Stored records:
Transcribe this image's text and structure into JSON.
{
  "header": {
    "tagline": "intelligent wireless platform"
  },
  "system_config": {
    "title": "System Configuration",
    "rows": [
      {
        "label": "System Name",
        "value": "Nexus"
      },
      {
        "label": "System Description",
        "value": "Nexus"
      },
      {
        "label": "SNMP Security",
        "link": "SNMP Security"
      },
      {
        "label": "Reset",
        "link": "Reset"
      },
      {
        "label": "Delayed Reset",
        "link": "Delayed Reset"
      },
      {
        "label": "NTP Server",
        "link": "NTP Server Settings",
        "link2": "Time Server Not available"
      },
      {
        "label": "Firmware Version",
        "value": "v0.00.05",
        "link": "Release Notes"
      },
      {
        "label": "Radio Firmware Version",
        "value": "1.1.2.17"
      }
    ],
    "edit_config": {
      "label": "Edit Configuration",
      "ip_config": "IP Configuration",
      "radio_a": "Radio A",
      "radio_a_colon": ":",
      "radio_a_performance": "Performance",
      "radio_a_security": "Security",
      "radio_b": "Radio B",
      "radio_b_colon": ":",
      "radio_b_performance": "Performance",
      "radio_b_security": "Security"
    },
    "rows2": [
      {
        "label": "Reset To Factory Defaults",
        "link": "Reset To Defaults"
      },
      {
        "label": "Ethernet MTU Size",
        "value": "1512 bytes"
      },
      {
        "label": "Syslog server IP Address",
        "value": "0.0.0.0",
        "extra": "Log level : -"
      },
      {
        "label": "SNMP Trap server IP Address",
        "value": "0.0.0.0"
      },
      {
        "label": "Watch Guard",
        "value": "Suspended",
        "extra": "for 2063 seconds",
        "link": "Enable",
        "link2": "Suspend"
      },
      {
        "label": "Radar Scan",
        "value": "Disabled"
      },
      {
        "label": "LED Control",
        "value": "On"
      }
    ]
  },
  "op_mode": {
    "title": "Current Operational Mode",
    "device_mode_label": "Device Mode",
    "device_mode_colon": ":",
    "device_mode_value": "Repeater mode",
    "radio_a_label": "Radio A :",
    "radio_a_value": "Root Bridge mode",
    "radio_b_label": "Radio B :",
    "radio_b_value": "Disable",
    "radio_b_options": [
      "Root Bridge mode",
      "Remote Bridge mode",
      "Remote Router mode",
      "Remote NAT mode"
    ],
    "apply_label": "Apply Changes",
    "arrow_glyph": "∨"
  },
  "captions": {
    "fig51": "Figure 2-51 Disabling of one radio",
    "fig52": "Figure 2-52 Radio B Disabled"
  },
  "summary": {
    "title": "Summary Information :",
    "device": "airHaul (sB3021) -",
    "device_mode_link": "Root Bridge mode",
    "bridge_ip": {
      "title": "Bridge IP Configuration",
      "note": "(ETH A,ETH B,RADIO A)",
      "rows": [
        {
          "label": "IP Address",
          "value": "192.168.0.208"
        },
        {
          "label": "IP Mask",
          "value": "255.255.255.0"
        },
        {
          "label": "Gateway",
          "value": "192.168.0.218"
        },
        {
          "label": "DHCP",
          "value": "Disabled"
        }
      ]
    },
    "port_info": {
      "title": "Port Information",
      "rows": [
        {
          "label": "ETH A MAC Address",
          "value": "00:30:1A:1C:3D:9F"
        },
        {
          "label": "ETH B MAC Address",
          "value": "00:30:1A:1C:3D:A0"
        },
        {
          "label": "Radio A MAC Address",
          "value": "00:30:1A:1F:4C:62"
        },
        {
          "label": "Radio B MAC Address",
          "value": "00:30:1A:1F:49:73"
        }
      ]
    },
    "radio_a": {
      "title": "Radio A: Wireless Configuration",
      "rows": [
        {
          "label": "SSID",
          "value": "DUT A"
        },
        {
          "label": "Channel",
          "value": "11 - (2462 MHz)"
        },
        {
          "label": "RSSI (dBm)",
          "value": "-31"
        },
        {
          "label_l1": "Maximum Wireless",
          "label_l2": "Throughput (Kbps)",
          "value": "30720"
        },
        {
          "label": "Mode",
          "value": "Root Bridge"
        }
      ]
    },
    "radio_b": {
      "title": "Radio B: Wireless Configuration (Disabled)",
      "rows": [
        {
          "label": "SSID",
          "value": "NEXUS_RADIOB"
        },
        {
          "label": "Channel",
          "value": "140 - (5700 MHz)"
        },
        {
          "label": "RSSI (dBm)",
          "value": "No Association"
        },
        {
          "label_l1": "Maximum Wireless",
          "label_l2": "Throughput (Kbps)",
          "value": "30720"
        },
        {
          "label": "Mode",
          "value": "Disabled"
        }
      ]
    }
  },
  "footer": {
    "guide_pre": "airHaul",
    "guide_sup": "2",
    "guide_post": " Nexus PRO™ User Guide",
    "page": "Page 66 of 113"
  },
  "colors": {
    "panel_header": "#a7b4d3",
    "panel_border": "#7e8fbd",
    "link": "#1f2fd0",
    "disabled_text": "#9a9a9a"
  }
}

* * *

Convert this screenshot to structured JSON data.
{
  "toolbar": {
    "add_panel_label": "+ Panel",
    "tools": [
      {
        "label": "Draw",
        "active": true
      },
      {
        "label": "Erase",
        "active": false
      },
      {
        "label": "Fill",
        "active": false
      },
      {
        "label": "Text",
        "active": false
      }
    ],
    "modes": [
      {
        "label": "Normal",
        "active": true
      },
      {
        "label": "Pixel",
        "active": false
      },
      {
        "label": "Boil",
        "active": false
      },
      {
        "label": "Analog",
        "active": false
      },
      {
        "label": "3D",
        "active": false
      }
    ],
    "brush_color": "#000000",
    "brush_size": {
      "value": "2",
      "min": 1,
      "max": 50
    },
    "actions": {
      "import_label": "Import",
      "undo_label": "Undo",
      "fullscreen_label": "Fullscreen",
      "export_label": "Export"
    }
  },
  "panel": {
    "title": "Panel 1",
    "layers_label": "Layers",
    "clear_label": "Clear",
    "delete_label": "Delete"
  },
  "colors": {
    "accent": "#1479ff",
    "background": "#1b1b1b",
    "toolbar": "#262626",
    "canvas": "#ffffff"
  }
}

• **DIRECTIVE**
Pull out all lines containing the word "extra" from the entries above.

• **WRITTEN RESPONSE**
        "extra": "Log level : -"
        "extra": "for 2063 seconds",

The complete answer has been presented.